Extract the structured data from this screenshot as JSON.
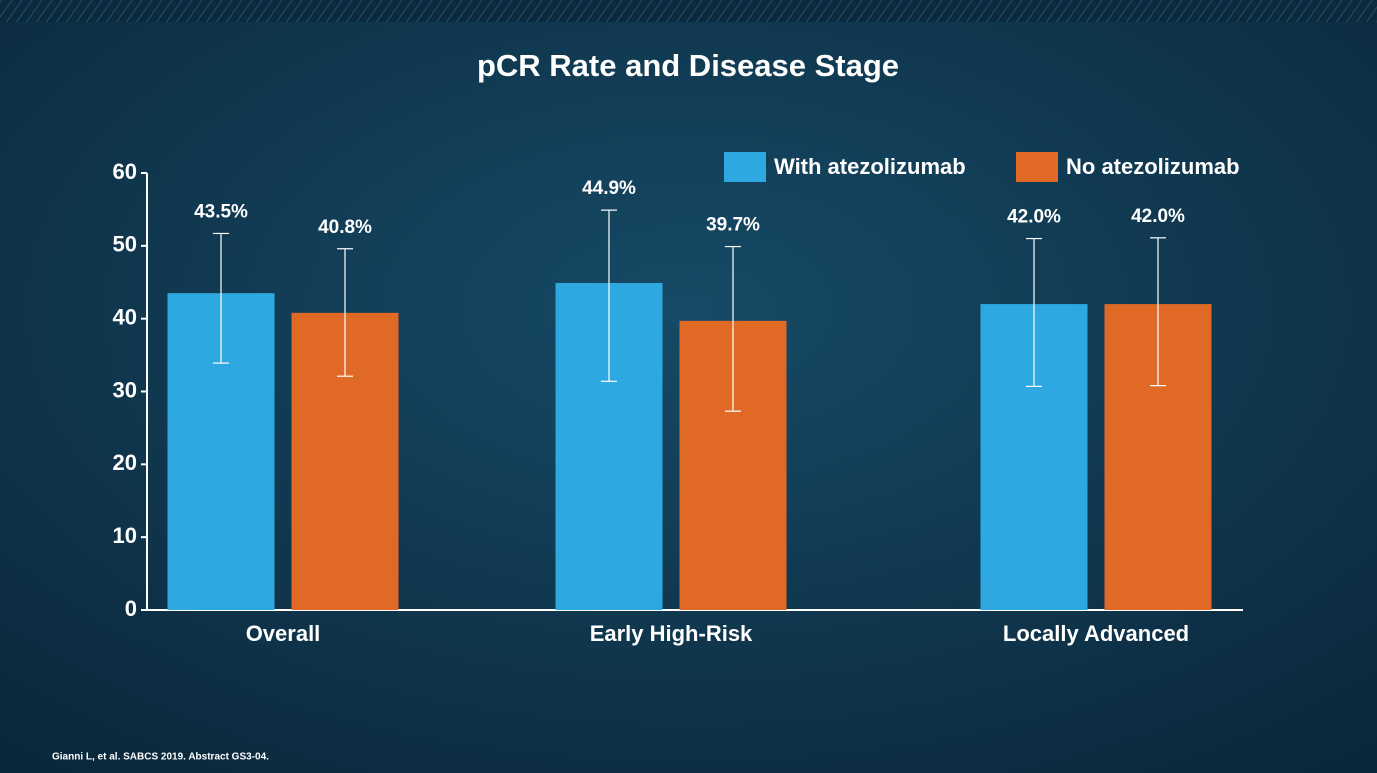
{
  "chart_data": {
    "type": "bar",
    "title": "pCR Rate and Disease Stage",
    "categories": [
      "Overall",
      "Early High-Risk",
      "Locally Advanced"
    ],
    "series": [
      {
        "name": "With atezolizumab",
        "color": "#2ea8e0",
        "values": [
          43.5,
          44.9,
          42.0
        ],
        "value_labels": [
          "43.5%",
          "44.9%",
          "42.0%"
        ],
        "ci_low": [
          33.9,
          31.4,
          30.7
        ],
        "ci_high": [
          51.7,
          54.9,
          51.0
        ]
      },
      {
        "name": "No atezolizumab",
        "color": "#e06a25",
        "values": [
          40.8,
          39.7,
          42.0
        ],
        "value_labels": [
          "40.8%",
          "39.7%",
          "42.0%"
        ],
        "ci_low": [
          32.1,
          27.3,
          30.8
        ],
        "ci_high": [
          49.6,
          49.9,
          51.1
        ]
      }
    ],
    "ylim": [
      0,
      60
    ],
    "yticks": [
      0,
      10,
      20,
      30,
      40,
      50,
      60
    ],
    "legend": "top-right",
    "footnote": "Gianni L, et al. SABCS 2019. Abstract GS3-04."
  }
}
....
* [Stated goal] Go through the entries above and output them exactly, without pictures.

* [Full response]
Extract the structured data from this screenshot as JSON.
{
  "chart_data": {
    "type": "bar",
    "title": "pCR Rate and Disease Stage",
    "categories": [
      "Overall",
      "Early High-Risk",
      "Locally Advanced"
    ],
    "series": [
      {
        "name": "With atezolizumab",
        "color": "#2ea8e0",
        "values": [
          43.5,
          44.9,
          42.0
        ],
        "value_labels": [
          "43.5%",
          "44.9%",
          "42.0%"
        ],
        "ci_low": [
          33.9,
          31.4,
          30.7
        ],
        "ci_high": [
          51.7,
          54.9,
          51.0
        ]
      },
      {
        "name": "No atezolizumab",
        "color": "#e06a25",
        "values": [
          40.8,
          39.7,
          42.0
        ],
        "value_labels": [
          "40.8%",
          "39.7%",
          "42.0%"
        ],
        "ci_low": [
          32.1,
          27.3,
          30.8
        ],
        "ci_high": [
          49.6,
          49.9,
          51.1
        ]
      }
    ],
    "ylim": [
      0,
      60
    ],
    "yticks": [
      0,
      10,
      20,
      30,
      40,
      50,
      60
    ],
    "legend": "top-right",
    "footnote": "Gianni L, et al. SABCS 2019. Abstract GS3-04."
  }
}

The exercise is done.